▸ PROBLEM
Check each line of the records for "территории"; collect those that have it.

▸ DATA LISTING

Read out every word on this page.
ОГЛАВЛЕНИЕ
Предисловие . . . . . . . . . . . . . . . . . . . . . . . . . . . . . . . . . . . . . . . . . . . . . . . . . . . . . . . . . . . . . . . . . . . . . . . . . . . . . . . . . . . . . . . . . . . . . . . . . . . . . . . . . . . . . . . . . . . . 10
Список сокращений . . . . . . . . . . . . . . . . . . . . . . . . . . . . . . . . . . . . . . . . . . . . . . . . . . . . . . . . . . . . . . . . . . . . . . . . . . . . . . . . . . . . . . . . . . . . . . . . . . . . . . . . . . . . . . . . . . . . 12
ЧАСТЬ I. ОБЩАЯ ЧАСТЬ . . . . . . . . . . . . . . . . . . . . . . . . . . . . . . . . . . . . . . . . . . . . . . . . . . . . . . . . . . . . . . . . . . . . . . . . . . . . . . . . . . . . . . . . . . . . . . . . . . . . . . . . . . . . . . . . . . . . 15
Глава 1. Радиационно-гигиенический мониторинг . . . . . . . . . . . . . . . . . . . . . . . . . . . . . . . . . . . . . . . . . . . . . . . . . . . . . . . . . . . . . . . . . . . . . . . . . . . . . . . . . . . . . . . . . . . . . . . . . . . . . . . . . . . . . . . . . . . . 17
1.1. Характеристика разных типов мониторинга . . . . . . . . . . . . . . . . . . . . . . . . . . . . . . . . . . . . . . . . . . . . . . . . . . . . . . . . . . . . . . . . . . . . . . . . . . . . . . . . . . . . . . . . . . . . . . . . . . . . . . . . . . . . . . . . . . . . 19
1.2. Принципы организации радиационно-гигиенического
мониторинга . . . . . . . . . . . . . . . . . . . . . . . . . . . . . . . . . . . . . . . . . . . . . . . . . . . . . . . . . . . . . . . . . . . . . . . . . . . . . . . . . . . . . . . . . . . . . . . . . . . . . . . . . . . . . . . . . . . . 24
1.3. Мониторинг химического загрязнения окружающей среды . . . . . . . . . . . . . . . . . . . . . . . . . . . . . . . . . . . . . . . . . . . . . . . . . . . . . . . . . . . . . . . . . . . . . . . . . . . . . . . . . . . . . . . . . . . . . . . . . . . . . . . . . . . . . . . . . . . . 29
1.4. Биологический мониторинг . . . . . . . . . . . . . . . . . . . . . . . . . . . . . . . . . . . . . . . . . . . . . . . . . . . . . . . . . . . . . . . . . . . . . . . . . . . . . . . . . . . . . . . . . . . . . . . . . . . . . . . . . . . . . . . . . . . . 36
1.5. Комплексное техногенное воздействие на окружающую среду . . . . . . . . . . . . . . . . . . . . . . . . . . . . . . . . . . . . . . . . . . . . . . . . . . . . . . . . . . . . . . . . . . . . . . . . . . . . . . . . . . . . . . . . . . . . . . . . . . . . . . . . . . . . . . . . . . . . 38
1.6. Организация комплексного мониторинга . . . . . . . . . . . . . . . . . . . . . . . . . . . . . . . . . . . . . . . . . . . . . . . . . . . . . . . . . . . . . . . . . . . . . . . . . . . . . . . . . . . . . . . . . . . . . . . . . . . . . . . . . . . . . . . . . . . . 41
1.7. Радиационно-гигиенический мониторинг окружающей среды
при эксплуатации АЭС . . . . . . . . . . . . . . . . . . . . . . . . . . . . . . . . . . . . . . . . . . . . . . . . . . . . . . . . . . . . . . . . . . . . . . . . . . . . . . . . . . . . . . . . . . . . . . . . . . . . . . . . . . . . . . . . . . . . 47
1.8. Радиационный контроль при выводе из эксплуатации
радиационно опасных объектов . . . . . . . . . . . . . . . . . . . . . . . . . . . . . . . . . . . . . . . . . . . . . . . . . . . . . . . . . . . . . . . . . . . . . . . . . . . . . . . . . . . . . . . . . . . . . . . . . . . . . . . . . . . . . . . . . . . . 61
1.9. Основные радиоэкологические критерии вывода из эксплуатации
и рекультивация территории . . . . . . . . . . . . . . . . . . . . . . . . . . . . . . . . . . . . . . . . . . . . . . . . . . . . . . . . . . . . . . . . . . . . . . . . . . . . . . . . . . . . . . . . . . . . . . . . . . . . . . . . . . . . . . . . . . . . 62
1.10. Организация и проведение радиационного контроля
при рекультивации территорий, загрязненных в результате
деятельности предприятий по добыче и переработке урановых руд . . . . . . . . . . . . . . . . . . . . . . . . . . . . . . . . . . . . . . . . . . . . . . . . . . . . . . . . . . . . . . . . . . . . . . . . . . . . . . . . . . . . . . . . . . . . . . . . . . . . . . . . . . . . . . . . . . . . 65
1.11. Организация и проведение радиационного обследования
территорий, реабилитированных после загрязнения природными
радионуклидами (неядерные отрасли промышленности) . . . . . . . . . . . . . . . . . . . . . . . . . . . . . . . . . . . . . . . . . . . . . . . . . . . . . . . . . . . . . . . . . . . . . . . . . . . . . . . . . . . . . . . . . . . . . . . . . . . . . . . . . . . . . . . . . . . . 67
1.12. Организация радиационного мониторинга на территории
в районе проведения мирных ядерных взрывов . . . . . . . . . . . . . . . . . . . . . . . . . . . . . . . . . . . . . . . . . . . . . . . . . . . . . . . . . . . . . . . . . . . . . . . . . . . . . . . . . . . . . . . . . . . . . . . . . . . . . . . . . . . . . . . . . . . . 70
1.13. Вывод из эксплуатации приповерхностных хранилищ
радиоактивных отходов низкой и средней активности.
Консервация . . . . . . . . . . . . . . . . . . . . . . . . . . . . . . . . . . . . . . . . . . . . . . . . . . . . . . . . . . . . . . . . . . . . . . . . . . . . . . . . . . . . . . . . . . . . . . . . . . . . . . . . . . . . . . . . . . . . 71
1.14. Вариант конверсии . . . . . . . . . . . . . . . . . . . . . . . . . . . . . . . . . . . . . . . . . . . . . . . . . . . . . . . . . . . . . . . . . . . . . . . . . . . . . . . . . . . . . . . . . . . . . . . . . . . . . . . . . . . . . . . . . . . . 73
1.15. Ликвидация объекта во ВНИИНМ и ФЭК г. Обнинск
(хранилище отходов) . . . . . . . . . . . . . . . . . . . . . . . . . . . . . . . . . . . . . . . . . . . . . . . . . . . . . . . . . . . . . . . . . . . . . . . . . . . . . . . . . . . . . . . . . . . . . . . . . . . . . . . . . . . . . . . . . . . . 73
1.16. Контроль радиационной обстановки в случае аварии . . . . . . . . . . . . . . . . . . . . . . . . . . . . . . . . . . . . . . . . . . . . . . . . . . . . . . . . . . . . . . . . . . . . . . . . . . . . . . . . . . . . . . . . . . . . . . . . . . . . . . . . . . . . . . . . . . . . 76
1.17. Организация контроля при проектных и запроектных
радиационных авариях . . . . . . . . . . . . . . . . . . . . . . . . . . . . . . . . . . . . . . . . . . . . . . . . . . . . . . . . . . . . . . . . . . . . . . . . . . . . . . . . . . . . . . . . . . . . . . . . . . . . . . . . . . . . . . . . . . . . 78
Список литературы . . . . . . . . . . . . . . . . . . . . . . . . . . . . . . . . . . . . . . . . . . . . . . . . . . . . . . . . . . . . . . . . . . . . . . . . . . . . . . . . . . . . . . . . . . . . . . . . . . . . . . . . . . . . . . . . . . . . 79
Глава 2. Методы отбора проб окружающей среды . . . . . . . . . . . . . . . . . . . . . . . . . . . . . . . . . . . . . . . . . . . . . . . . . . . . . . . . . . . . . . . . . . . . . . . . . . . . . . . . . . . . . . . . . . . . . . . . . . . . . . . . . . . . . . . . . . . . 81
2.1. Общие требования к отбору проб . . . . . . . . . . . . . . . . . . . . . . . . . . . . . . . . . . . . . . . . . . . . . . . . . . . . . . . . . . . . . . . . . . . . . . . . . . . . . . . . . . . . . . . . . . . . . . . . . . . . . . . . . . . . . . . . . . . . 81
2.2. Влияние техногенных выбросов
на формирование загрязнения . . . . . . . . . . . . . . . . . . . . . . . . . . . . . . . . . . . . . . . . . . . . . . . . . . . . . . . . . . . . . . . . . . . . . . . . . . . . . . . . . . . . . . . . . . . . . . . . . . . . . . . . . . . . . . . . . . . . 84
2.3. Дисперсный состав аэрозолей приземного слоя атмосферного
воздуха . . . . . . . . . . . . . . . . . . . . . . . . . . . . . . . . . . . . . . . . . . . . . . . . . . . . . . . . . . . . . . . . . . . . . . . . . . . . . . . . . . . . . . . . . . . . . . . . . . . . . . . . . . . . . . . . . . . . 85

▸ EXPECTED ANSWER
и рекультивация территории . . . . . . . . . . . . . . . . . . . . . . . . . . . . . . . . . . . . . . . . . . . . . . . . . . . . . . . . . . . . . . . . . . . . . . . . . . . . . . . . . . . . . . . . . . . . . . . . . . . . . . . . . . . . . . . . . . . . 62
1.12. Организация радиационного мониторинга на территории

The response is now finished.